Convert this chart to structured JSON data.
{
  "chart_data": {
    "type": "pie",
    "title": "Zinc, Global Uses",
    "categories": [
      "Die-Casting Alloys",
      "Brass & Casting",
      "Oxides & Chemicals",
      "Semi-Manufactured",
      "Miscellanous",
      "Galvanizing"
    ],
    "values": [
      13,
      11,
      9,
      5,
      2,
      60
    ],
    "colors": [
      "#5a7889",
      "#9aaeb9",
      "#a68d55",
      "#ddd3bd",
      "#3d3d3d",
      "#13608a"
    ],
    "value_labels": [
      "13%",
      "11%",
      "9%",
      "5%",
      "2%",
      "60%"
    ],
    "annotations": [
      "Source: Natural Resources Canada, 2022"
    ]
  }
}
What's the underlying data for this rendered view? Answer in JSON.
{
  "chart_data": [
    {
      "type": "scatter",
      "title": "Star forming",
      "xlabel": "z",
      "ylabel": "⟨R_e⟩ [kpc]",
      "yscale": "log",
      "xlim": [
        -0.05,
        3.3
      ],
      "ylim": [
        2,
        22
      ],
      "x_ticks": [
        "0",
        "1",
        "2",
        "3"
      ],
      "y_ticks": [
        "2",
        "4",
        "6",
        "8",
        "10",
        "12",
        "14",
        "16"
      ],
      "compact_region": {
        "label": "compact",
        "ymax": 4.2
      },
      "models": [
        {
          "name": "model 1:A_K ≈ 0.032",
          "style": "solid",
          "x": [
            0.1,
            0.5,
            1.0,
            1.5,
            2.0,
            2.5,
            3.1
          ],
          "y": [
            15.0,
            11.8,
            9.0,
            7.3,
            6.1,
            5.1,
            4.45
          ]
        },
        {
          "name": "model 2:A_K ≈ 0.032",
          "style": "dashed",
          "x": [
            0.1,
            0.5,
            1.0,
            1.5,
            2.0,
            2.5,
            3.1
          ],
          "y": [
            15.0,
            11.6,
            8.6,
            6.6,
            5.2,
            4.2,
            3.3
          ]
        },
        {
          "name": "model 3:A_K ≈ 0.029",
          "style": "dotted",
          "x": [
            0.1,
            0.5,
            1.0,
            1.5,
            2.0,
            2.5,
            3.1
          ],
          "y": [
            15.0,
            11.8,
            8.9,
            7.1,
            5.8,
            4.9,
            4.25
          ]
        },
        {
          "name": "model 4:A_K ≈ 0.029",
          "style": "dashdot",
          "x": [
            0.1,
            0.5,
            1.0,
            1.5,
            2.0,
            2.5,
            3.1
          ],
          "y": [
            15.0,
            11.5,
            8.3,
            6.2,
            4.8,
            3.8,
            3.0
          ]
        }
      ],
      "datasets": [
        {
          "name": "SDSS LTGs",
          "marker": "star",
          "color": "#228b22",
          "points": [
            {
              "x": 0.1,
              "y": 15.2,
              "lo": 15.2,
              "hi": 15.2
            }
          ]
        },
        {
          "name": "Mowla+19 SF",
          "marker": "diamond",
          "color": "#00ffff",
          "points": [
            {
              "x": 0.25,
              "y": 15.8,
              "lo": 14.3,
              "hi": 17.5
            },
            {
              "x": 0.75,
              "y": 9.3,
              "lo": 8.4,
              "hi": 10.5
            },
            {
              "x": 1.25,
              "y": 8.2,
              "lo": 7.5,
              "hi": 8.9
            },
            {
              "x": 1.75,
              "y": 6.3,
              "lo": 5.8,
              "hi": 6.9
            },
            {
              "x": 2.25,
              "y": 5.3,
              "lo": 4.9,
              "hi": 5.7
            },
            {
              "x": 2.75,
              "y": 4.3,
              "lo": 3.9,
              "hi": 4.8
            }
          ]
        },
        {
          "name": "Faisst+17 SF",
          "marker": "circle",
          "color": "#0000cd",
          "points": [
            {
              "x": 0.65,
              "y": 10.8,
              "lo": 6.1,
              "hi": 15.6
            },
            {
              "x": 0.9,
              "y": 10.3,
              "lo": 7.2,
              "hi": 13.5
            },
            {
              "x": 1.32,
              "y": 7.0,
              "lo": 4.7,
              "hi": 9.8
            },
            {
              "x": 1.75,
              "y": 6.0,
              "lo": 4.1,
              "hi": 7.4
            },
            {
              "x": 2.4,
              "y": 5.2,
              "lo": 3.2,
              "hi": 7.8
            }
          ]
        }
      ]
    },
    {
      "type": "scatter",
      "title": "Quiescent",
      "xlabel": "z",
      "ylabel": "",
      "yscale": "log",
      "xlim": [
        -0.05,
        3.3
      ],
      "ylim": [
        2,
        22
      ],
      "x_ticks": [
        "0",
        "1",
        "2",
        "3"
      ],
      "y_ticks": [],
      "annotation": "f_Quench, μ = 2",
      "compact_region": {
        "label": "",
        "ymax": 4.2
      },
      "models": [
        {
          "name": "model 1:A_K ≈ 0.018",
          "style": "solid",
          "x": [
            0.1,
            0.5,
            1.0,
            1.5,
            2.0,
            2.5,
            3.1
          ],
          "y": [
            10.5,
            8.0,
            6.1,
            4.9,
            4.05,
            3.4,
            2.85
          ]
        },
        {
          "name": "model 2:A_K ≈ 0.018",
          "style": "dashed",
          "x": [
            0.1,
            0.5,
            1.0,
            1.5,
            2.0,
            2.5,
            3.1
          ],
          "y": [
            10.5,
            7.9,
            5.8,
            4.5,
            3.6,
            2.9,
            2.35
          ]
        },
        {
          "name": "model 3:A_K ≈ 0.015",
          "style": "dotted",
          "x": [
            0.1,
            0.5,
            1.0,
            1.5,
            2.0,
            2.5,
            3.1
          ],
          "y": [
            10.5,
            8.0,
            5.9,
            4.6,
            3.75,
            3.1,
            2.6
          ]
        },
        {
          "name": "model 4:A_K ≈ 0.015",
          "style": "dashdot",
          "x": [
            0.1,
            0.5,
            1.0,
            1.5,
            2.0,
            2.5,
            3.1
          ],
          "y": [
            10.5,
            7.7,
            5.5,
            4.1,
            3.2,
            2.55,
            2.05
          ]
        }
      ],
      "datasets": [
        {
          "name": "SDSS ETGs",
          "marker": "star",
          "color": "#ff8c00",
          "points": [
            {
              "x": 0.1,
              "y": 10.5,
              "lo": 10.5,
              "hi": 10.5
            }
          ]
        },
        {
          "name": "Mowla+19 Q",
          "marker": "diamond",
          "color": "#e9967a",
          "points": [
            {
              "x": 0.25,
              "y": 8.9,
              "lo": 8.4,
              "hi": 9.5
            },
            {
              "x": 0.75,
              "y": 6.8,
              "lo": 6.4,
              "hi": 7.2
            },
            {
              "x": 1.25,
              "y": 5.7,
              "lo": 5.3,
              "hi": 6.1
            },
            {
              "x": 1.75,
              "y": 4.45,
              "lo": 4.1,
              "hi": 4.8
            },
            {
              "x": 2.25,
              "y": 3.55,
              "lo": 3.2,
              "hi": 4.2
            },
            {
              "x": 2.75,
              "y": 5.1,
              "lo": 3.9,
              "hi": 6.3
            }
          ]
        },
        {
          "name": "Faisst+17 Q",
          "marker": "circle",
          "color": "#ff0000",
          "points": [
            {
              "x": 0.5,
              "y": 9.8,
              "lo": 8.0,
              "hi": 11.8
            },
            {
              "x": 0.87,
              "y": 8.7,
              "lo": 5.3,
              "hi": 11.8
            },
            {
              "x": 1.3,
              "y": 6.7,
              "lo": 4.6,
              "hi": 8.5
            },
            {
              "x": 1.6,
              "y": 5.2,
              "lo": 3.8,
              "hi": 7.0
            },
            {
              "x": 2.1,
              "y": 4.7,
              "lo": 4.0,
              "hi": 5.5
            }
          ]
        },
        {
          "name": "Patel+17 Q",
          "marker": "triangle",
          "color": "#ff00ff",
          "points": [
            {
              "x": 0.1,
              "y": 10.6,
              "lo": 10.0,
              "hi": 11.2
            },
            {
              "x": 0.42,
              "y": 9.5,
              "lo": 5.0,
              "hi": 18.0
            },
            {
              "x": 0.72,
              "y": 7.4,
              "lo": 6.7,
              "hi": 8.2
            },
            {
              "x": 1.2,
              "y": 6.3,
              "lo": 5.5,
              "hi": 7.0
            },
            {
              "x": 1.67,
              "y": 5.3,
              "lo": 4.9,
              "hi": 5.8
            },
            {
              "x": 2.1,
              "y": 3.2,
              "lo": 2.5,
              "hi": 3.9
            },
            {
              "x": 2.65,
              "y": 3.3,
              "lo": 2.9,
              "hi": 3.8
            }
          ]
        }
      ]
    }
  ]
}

· · · · · · ·

• Goal:
Show every line from the entries above in which "this" appears.

• The completed task:
Convert this chart to structured JSON data.
What's the underlying data for this rendered view? Answer in JSON.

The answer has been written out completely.